** begin Entries shown **
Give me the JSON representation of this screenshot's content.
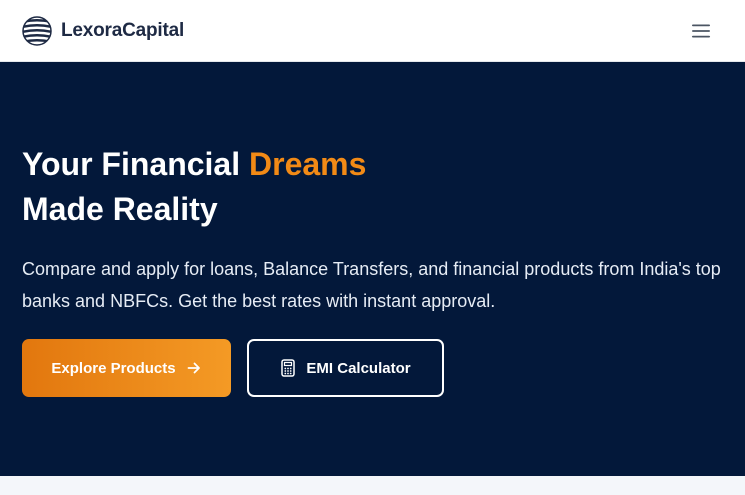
{
  "brand": {
    "name": "LexoraCapital",
    "logo_icon": "globe-stripes-icon"
  },
  "header": {
    "menu_icon": "hamburger-menu-icon"
  },
  "hero": {
    "headline_part1": "Your Financial ",
    "headline_accent": "Dreams",
    "headline_part2": "Made Reality",
    "subtext": "Compare and apply for loans, Balance Transfers, and financial products from India's top banks and NBFCs. Get the best rates with instant approval.",
    "primary_button": {
      "label": "Explore Products",
      "icon": "arrow-right-icon"
    },
    "secondary_button": {
      "label": "EMI Calculator",
      "icon": "calculator-icon"
    }
  },
  "colors": {
    "hero_background": "#03183a",
    "accent": "#f28a16",
    "primary_gradient_start": "#e2770e",
    "primary_gradient_end": "#f49a25",
    "header_background": "#ffffff",
    "brand_text": "#1e2a44"
  }
}
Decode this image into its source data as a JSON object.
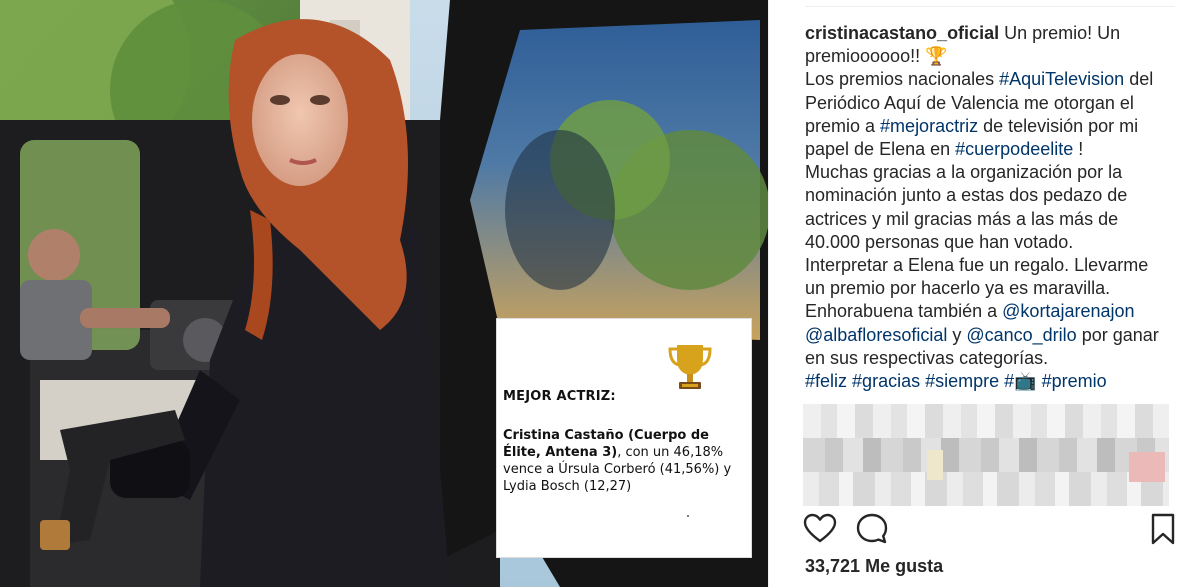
{
  "post": {
    "username": "cristinacastano_oficial",
    "caption_lines": [
      [
        {
          "t": "user",
          "v": "cristinacastano_oficial"
        },
        {
          "t": "text",
          "v": " Un premio! Un"
        }
      ],
      [
        {
          "t": "text",
          "v": "premioooooo!! 🏆"
        }
      ],
      [
        {
          "t": "text",
          "v": "Los premios nacionales "
        },
        {
          "t": "tag",
          "v": "#AquiTelevision"
        },
        {
          "t": "text",
          "v": " del"
        }
      ],
      [
        {
          "t": "text",
          "v": "Periódico Aquí de Valencia me otorgan el"
        }
      ],
      [
        {
          "t": "text",
          "v": "premio a "
        },
        {
          "t": "tag",
          "v": "#mejoractriz"
        },
        {
          "t": "text",
          "v": " de televisión por mi"
        }
      ],
      [
        {
          "t": "text",
          "v": "papel de Elena en "
        },
        {
          "t": "tag",
          "v": "#cuerpodeelite"
        },
        {
          "t": "text",
          "v": " !"
        }
      ],
      [
        {
          "t": "text",
          "v": "Muchas gracias a la organización por la"
        }
      ],
      [
        {
          "t": "text",
          "v": "nominación junto a estas dos pedazo de"
        }
      ],
      [
        {
          "t": "text",
          "v": "actrices y mil gracias más a las más de"
        }
      ],
      [
        {
          "t": "text",
          "v": "40.000 personas que han votado."
        }
      ],
      [
        {
          "t": "text",
          "v": "Interpretar a Elena fue un regalo. Llevarme"
        }
      ],
      [
        {
          "t": "text",
          "v": "un premio por hacerlo ya es maravilla."
        }
      ],
      [
        {
          "t": "text",
          "v": "Enhorabuena también a "
        },
        {
          "t": "tag",
          "v": "@kortajarenajon"
        }
      ],
      [
        {
          "t": "tag",
          "v": "@albafloresoficial"
        },
        {
          "t": "text",
          "v": " y "
        },
        {
          "t": "tag",
          "v": "@canco_drilo"
        },
        {
          "t": "text",
          "v": " por ganar"
        }
      ],
      [
        {
          "t": "text",
          "v": "en sus respectivas categorías."
        }
      ],
      [
        {
          "t": "tag",
          "v": "#feliz"
        },
        {
          "t": "text",
          "v": " "
        },
        {
          "t": "tag",
          "v": "#gracias"
        },
        {
          "t": "text",
          "v": " "
        },
        {
          "t": "tag",
          "v": "#siempre"
        },
        {
          "t": "text",
          "v": " "
        },
        {
          "t": "tag",
          "v": "#📺"
        },
        {
          "t": "text",
          "v": "  "
        },
        {
          "t": "tag",
          "v": "#premio"
        }
      ]
    ],
    "likes_count": "33,721",
    "likes_label": "Me gusta",
    "likes_text": "33,721 Me gusta"
  },
  "image_card": {
    "title": "MEJOR ACTRIZ:",
    "winner": "Cristina Castaño (Cuerpo de Élite, Antena 3)",
    "result_text": ", con un 46,18% vence a Úrsula Corberó (41,56%) y Lydia Bosch (12,27)"
  },
  "icons": {
    "like": "heart-icon",
    "comment": "comment-icon",
    "save": "bookmark-icon",
    "award": "trophy-icon"
  },
  "colors": {
    "text": "#262626",
    "link": "#003569",
    "trophy_gold": "#d7a21c",
    "border": "#efefef"
  }
}
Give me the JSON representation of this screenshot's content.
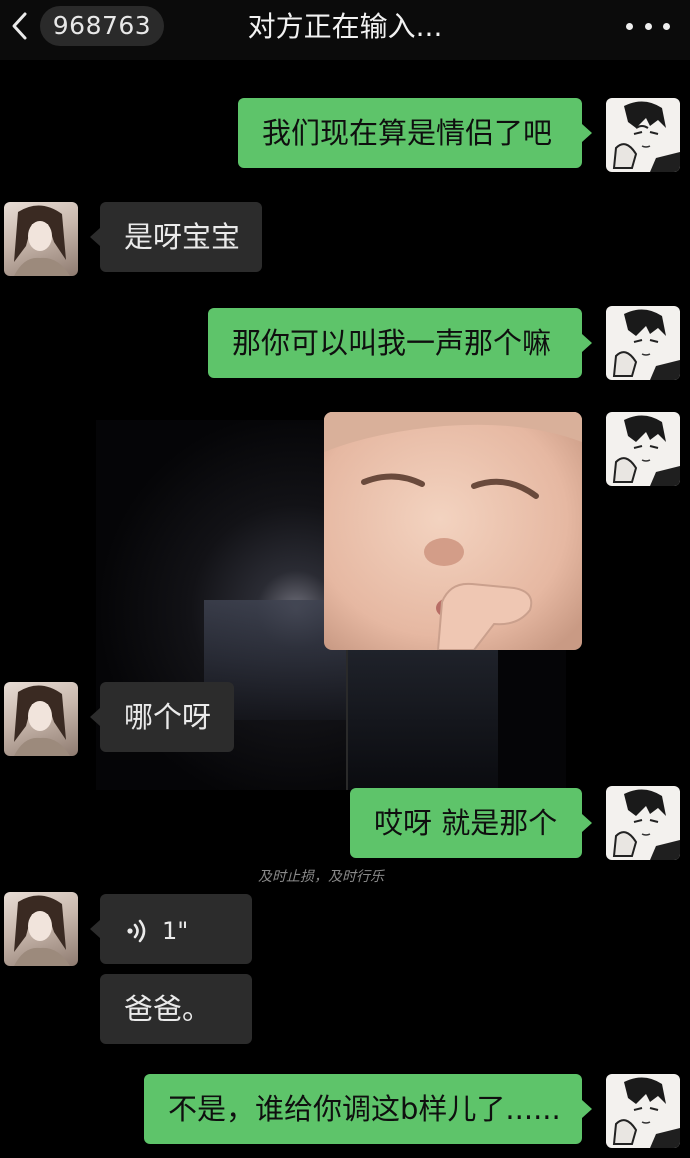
** end Entries shown **
[Prompt]: Give the data above again in full and unchanged, skipping the pictures.

[Worked answer]:
Give me the JSON representation of this screenshot's content.
{
  "brand": {
    "name": "LexoraCapital",
    "logo_icon": "globe-stripes-icon"
  },
  "header": {
    "menu_icon": "hamburger-menu-icon"
  },
  "hero": {
    "headline_part1": "Your Financial ",
    "headline_accent": "Dreams",
    "headline_part2": "Made Reality",
    "subtext": "Compare and apply for loans, Balance Transfers, and financial products from India's top banks and NBFCs. Get the best rates with instant approval.",
    "primary_button": {
      "label": "Explore Products",
      "icon": "arrow-right-icon"
    },
    "secondary_button": {
      "label": "EMI Calculator",
      "icon": "calculator-icon"
    }
  },
  "colors": {
    "hero_background": "#03183a",
    "accent": "#f28a16",
    "primary_gradient_start": "#e2770e",
    "primary_gradient_end": "#f49a25",
    "header_background": "#ffffff",
    "brand_text": "#1e2a44"
  }
}
Decode this image into its source data as a JSON object.
{
  "post": {
    "username": "cristinacastano_oficial",
    "caption_lines": [
      [
        {
          "t": "user",
          "v": "cristinacastano_oficial"
        },
        {
          "t": "text",
          "v": " Un premio! Un"
        }
      ],
      [
        {
          "t": "text",
          "v": "premioooooo!! 🏆"
        }
      ],
      [
        {
          "t": "text",
          "v": "Los premios nacionales "
        },
        {
          "t": "tag",
          "v": "#AquiTelevision"
        },
        {
          "t": "text",
          "v": " del"
        }
      ],
      [
        {
          "t": "text",
          "v": "Periódico Aquí de Valencia me otorgan el"
        }
      ],
      [
        {
          "t": "text",
          "v": "premio a "
        },
        {
          "t": "tag",
          "v": "#mejoractriz"
        },
        {
          "t": "text",
          "v": " de televisión por mi"
        }
      ],
      [
        {
          "t": "text",
          "v": "papel de Elena en "
        },
        {
          "t": "tag",
          "v": "#cuerpodeelite"
        },
        {
          "t": "text",
          "v": " !"
        }
      ],
      [
        {
          "t": "text",
          "v": "Muchas gracias a la organización por la"
        }
      ],
      [
        {
          "t": "text",
          "v": "nominación junto a estas dos pedazo de"
        }
      ],
      [
        {
          "t": "text",
          "v": "actrices y mil gracias más a las más de"
        }
      ],
      [
        {
          "t": "text",
          "v": "40.000 personas que han votado."
        }
      ],
      [
        {
          "t": "text",
          "v": "Interpretar a Elena fue un regalo. Llevarme"
        }
      ],
      [
        {
          "t": "text",
          "v": "un premio por hacerlo ya es maravilla."
        }
      ],
      [
        {
          "t": "text",
          "v": "Enhorabuena también a "
        },
        {
          "t": "tag",
          "v": "@kortajarenajon"
        }
      ],
      [
        {
          "t": "tag",
          "v": "@albafloresoficial"
        },
        {
          "t": "text",
          "v": " y "
        },
        {
          "t": "tag",
          "v": "@canco_drilo"
        },
        {
          "t": "text",
          "v": " por ganar"
        }
      ],
      [
        {
          "t": "text",
          "v": "en sus respectivas categorías."
        }
      ],
      [
        {
          "t": "tag",
          "v": "#feliz"
        },
        {
          "t": "text",
          "v": " "
        },
        {
          "t": "tag",
          "v": "#gracias"
        },
        {
          "t": "text",
          "v": " "
        },
        {
          "t": "tag",
          "v": "#siempre"
        },
        {
          "t": "text",
          "v": " "
        },
        {
          "t": "tag",
          "v": "#📺"
        },
        {
          "t": "text",
          "v": "  "
        },
        {
          "t": "tag",
          "v": "#premio"
        }
      ]
    ],
    "likes_count": "33,721",
    "likes_label": "Me gusta",
    "likes_text": "33,721 Me gusta"
  },
  "image_card": {
    "title": "MEJOR ACTRIZ:",
    "winner": "Cristina Castaño (Cuerpo de Élite, Antena 3)",
    "result_text": ", con un 46,18% vence a Úrsula Corberó (41,56%) y Lydia Bosch (12,27)"
  },
  "icons": {
    "like": "heart-icon",
    "comment": "comment-icon",
    "save": "bookmark-icon",
    "award": "trophy-icon"
  },
  "colors": {
    "text": "#262626",
    "link": "#003569",
    "trophy_gold": "#d7a21c",
    "border": "#efefef"
  }
}
Give me the JSON representation of this screenshot's content.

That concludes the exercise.